Requirement »
Exactly reproduce all the records, keeping pictures out of the copy.

— start of Dataset content —

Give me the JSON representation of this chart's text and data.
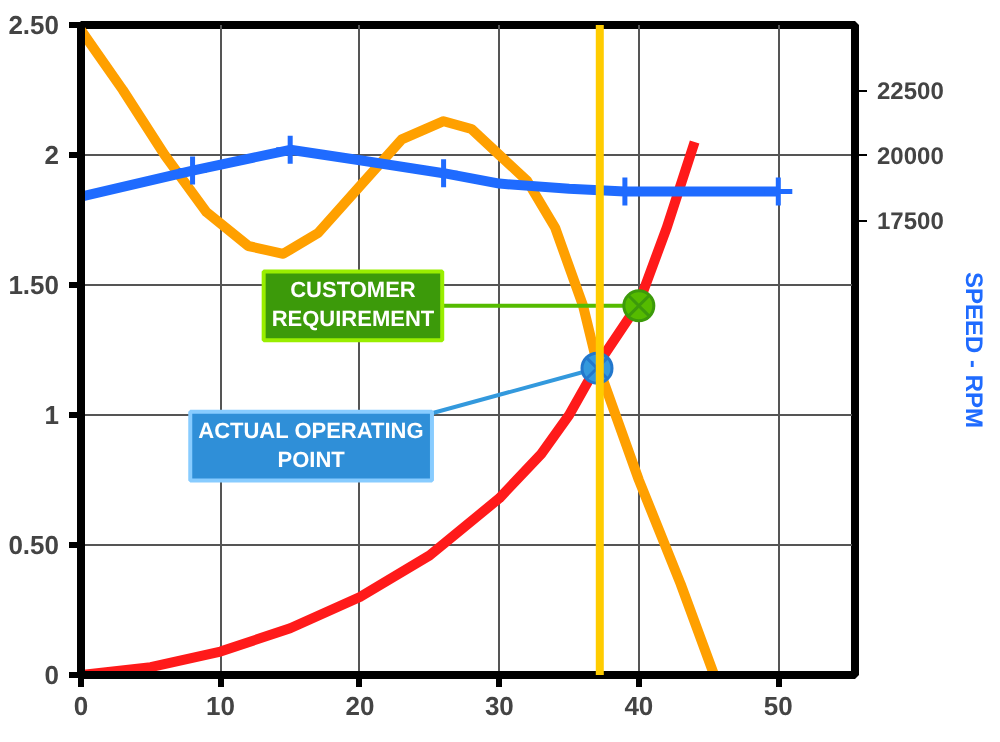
{
  "chart_data": {
    "type": "line",
    "xlim": [
      0,
      55.5
    ],
    "xticks": [
      0,
      10,
      20,
      30,
      40,
      50
    ],
    "ylim": [
      0,
      2.5
    ],
    "yticks": [
      0,
      {
        "value": 0.5,
        "label": "0.50"
      },
      1,
      {
        "value": 1.5,
        "label": "1.50"
      },
      2,
      {
        "value": 2.5,
        "label": "2.50"
      }
    ],
    "y2lim": [
      0,
      25000
    ],
    "y2ticks": [
      17500,
      20000,
      22500
    ],
    "y2label": "SPEED - RPM",
    "grid": true,
    "line_style": "solid",
    "series": [
      {
        "color": "#ffa000",
        "x": [
          0,
          3,
          6,
          9,
          12,
          14.5,
          17,
          20,
          23,
          26,
          28,
          30,
          32,
          34,
          36,
          37,
          40,
          43,
          45.4
        ],
        "values": [
          2.48,
          2.25,
          2.0,
          1.78,
          1.65,
          1.62,
          1.7,
          1.88,
          2.06,
          2.13,
          2.1,
          2.0,
          1.9,
          1.72,
          1.42,
          1.2,
          0.75,
          0.35,
          0
        ]
      },
      {
        "color": "#ff1a1a",
        "x": [
          0,
          5,
          10,
          15,
          20,
          25,
          30,
          33,
          35,
          37,
          40,
          42,
          44
        ],
        "values": [
          0,
          0.03,
          0.09,
          0.18,
          0.3,
          0.46,
          0.68,
          0.85,
          1.0,
          1.19,
          1.43,
          1.72,
          2.05
        ]
      },
      {
        "color": "#1f6bff",
        "axis": "y2",
        "x": [
          0,
          8,
          15,
          20,
          26,
          30,
          35,
          39,
          45,
          50
        ],
        "values": [
          18400,
          19400,
          20200,
          19800,
          19300,
          18900,
          18700,
          18600,
          18600,
          18600
        ]
      },
      {
        "type": "scatter",
        "marker": "cross",
        "color": "#1f6bff",
        "axis": "y2",
        "x": [
          8,
          15,
          26,
          39,
          50
        ],
        "values": [
          19400,
          20200,
          19300,
          18600,
          18600
        ]
      }
    ],
    "ref_lines": [
      {
        "axis": "x",
        "value": 37.2,
        "color": "#ffcc00"
      }
    ],
    "annotations": [
      {
        "text": "CUSTOMER REQUIREMENT",
        "x": 40,
        "y": 1.42
      },
      {
        "text": "ACTUAL OPERATING POINT",
        "x": 37,
        "y": 1.18
      }
    ]
  }
}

— end of Dataset content —

Exercise result »
Give me the JSON representation of this chart's text and data.
{
  "chart_data": {
    "type": "line",
    "xlim": [
      0,
      55.5
    ],
    "xticks": [
      0,
      10,
      20,
      30,
      40,
      50
    ],
    "ylim": [
      0,
      2.5
    ],
    "yticks": [
      0,
      {
        "value": 0.5,
        "label": "0.50"
      },
      1,
      {
        "value": 1.5,
        "label": "1.50"
      },
      2,
      {
        "value": 2.5,
        "label": "2.50"
      }
    ],
    "y2lim": [
      0,
      25000
    ],
    "y2ticks": [
      17500,
      20000,
      22500
    ],
    "y2label": "SPEED - RPM",
    "grid": true,
    "line_style": "solid",
    "series": [
      {
        "color": "#ffa000",
        "x": [
          0,
          3,
          6,
          9,
          12,
          14.5,
          17,
          20,
          23,
          26,
          28,
          30,
          32,
          34,
          36,
          37,
          40,
          43,
          45.4
        ],
        "values": [
          2.48,
          2.25,
          2.0,
          1.78,
          1.65,
          1.62,
          1.7,
          1.88,
          2.06,
          2.13,
          2.1,
          2.0,
          1.9,
          1.72,
          1.42,
          1.2,
          0.75,
          0.35,
          0
        ]
      },
      {
        "color": "#ff1a1a",
        "x": [
          0,
          5,
          10,
          15,
          20,
          25,
          30,
          33,
          35,
          37,
          40,
          42,
          44
        ],
        "values": [
          0,
          0.03,
          0.09,
          0.18,
          0.3,
          0.46,
          0.68,
          0.85,
          1.0,
          1.19,
          1.43,
          1.72,
          2.05
        ]
      },
      {
        "color": "#1f6bff",
        "axis": "y2",
        "x": [
          0,
          8,
          15,
          20,
          26,
          30,
          35,
          39,
          45,
          50
        ],
        "values": [
          18400,
          19400,
          20200,
          19800,
          19300,
          18900,
          18700,
          18600,
          18600,
          18600
        ]
      },
      {
        "type": "scatter",
        "marker": "cross",
        "color": "#1f6bff",
        "axis": "y2",
        "x": [
          8,
          15,
          26,
          39,
          50
        ],
        "values": [
          19400,
          20200,
          19300,
          18600,
          18600
        ]
      }
    ],
    "ref_lines": [
      {
        "axis": "x",
        "value": 37.2,
        "color": "#ffcc00"
      }
    ],
    "annotations": [
      {
        "text": "CUSTOMER REQUIREMENT",
        "x": 40,
        "y": 1.42
      },
      {
        "text": "ACTUAL OPERATING POINT",
        "x": 37,
        "y": 1.18
      }
    ]
  }
}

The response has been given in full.